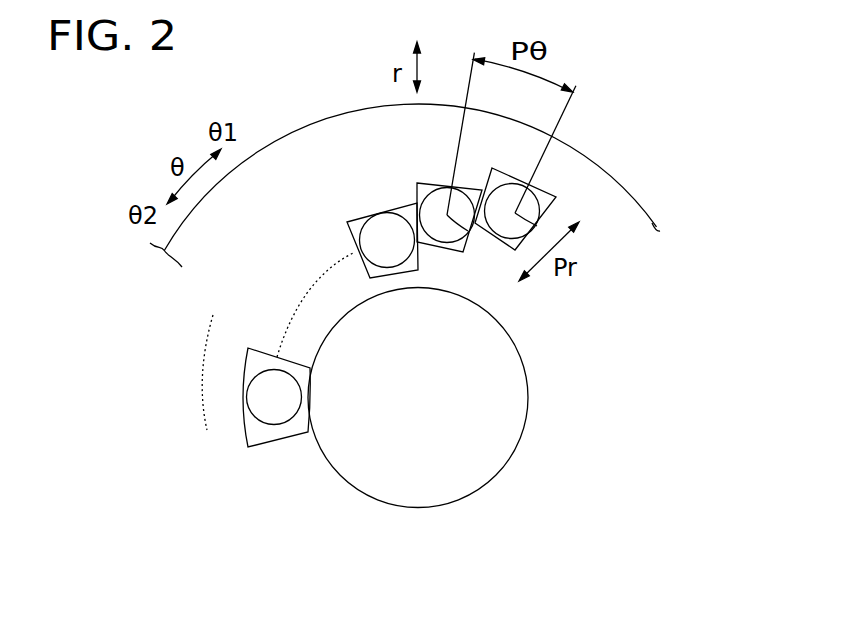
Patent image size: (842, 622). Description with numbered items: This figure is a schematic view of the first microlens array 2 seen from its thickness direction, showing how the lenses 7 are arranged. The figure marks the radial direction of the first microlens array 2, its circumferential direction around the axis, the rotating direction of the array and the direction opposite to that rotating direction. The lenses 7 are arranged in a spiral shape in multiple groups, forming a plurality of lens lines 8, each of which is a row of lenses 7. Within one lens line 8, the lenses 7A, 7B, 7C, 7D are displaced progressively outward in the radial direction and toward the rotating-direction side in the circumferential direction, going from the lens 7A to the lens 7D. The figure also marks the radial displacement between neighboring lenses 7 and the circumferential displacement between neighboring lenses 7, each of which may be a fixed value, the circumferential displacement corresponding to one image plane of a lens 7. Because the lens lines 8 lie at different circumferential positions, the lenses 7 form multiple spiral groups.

The first microlens array 2 is at (648, 210).
The lenses 7 is at (461, 298).
The lens 7A is at (267, 410).
The lens 7B is at (385, 247).
The lens 7C is at (436, 205).
The lens 7D is at (533, 208).
The lens lines 8 is at (302, 292).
##############################
**Exercise goal**. Reproduce the text of the entries above verbatim, omitting the pictures.

**Response for this exercise**.
Patent image size: (842, 622). Description with numbered items: This figure is a schematic view of the first microlens array 2 seen from its thickness direction, showing how the lenses 7 are arranged. The figure marks the radial direction of the first microlens array 2, its circumferential direction around the axis, the rotating direction of the array and the direction opposite to that rotating direction. The lenses 7 are arranged in a spiral shape in multiple groups, forming a plurality of lens lines 8, each of which is a row of lenses 7. Within one lens line 8, the lenses 7A, 7B, 7C, 7D are displaced progressively outward in the radial direction and toward the rotating-direction side in the circumferential direction, going from the lens 7A to the lens 7D. The figure also marks the radial displacement between neighboring lenses 7 and the circumferential displacement between neighboring lenses 7, each of which may be a fixed value, the circumferential displacement corresponding to one image plane of a lens 7. Because the lens lines 8 lie at different circumferential positions, the lenses 7 form multiple spiral groups.

The first microlens array 2 is at (648, 210).
The lenses 7 is at (461, 298).
The lens 7A is at (267, 410).
The lens 7B is at (385, 247).
The lens 7C is at (436, 205).
The lens 7D is at (533, 208).
The lens lines 8 is at (302, 292).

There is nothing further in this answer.